Dataset items:

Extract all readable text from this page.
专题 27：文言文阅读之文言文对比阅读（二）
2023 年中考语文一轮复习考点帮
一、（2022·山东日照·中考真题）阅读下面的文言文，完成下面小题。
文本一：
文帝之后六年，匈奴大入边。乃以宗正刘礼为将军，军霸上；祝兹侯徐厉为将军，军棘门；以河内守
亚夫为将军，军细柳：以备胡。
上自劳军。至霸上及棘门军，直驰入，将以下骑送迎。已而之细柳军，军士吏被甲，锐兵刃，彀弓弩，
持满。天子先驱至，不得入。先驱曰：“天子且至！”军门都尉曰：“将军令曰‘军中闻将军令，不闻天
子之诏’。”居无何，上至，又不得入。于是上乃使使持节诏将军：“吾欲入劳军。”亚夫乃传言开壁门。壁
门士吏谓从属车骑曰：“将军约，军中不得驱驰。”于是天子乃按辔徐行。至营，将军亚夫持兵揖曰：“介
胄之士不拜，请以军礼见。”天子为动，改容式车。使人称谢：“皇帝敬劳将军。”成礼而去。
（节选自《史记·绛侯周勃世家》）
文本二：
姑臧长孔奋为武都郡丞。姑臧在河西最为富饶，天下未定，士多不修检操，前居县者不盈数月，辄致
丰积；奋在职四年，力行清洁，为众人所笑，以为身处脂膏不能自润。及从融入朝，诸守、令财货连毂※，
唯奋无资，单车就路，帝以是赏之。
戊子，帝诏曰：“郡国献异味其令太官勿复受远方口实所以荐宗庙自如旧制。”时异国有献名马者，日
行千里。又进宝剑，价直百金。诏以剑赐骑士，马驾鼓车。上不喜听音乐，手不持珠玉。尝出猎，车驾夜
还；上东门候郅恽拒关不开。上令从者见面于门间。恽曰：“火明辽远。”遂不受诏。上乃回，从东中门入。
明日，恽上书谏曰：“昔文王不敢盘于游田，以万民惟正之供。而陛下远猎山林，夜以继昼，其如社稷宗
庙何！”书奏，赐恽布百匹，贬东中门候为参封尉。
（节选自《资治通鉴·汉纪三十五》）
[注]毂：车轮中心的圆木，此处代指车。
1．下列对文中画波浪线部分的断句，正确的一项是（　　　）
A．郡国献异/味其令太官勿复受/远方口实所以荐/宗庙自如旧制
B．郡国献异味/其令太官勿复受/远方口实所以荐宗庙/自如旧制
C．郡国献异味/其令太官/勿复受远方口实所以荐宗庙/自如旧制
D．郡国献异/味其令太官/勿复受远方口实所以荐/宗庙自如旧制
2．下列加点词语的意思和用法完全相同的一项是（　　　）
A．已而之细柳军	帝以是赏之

:: Written problem ::
Transcribe the full listing above without leaving anything out.

:: Answer below ::
Extract all readable text from this page.
专题 27：文言文阅读之文言文对比阅读（二）
2023 年中考语文一轮复习考点帮
一、（2022·山东日照·中考真题）阅读下面的文言文，完成下面小题。
文本一：
文帝之后六年，匈奴大入边。乃以宗正刘礼为将军，军霸上；祝兹侯徐厉为将军，军棘门；以河内守
亚夫为将军，军细柳：以备胡。
上自劳军。至霸上及棘门军，直驰入，将以下骑送迎。已而之细柳军，军士吏被甲，锐兵刃，彀弓弩，
持满。天子先驱至，不得入。先驱曰：“天子且至！”军门都尉曰：“将军令曰‘军中闻将军令，不闻天
子之诏’。”居无何，上至，又不得入。于是上乃使使持节诏将军：“吾欲入劳军。”亚夫乃传言开壁门。壁
门士吏谓从属车骑曰：“将军约，军中不得驱驰。”于是天子乃按辔徐行。至营，将军亚夫持兵揖曰：“介
胄之士不拜，请以军礼见。”天子为动，改容式车。使人称谢：“皇帝敬劳将军。”成礼而去。
（节选自《史记·绛侯周勃世家》）
文本二：
姑臧长孔奋为武都郡丞。姑臧在河西最为富饶，天下未定，士多不修检操，前居县者不盈数月，辄致
丰积；奋在职四年，力行清洁，为众人所笑，以为身处脂膏不能自润。及从融入朝，诸守、令财货连毂※，
唯奋无资，单车就路，帝以是赏之。
戊子，帝诏曰：“郡国献异味其令太官勿复受远方口实所以荐宗庙自如旧制。”时异国有献名马者，日
行千里。又进宝剑，价直百金。诏以剑赐骑士，马驾鼓车。上不喜听音乐，手不持珠玉。尝出猎，车驾夜
还；上东门候郅恽拒关不开。上令从者见面于门间。恽曰：“火明辽远。”遂不受诏。上乃回，从东中门入。
明日，恽上书谏曰：“昔文王不敢盘于游田，以万民惟正之供。而陛下远猎山林，夜以继昼，其如社稷宗
庙何！”书奏，赐恽布百匹，贬东中门候为参封尉。
（节选自《资治通鉴·汉纪三十五》）
[注]毂：车轮中心的圆木，此处代指车。
1．下列对文中画波浪线部分的断句，正确的一项是（　　　）
A．郡国献异/味其令太官勿复受/远方口实所以荐/宗庙自如旧制
B．郡国献异味/其令太官勿复受/远方口实所以荐宗庙/自如旧制
C．郡国献异味/其令太官/勿复受远方口实所以荐宗庙/自如旧制
D．郡国献异/味其令太官/勿复受远方口实所以荐/宗庙自如旧制
2．下列加点词语的意思和用法完全相同的一项是（　　　）
A．已而之细柳军	帝以是赏之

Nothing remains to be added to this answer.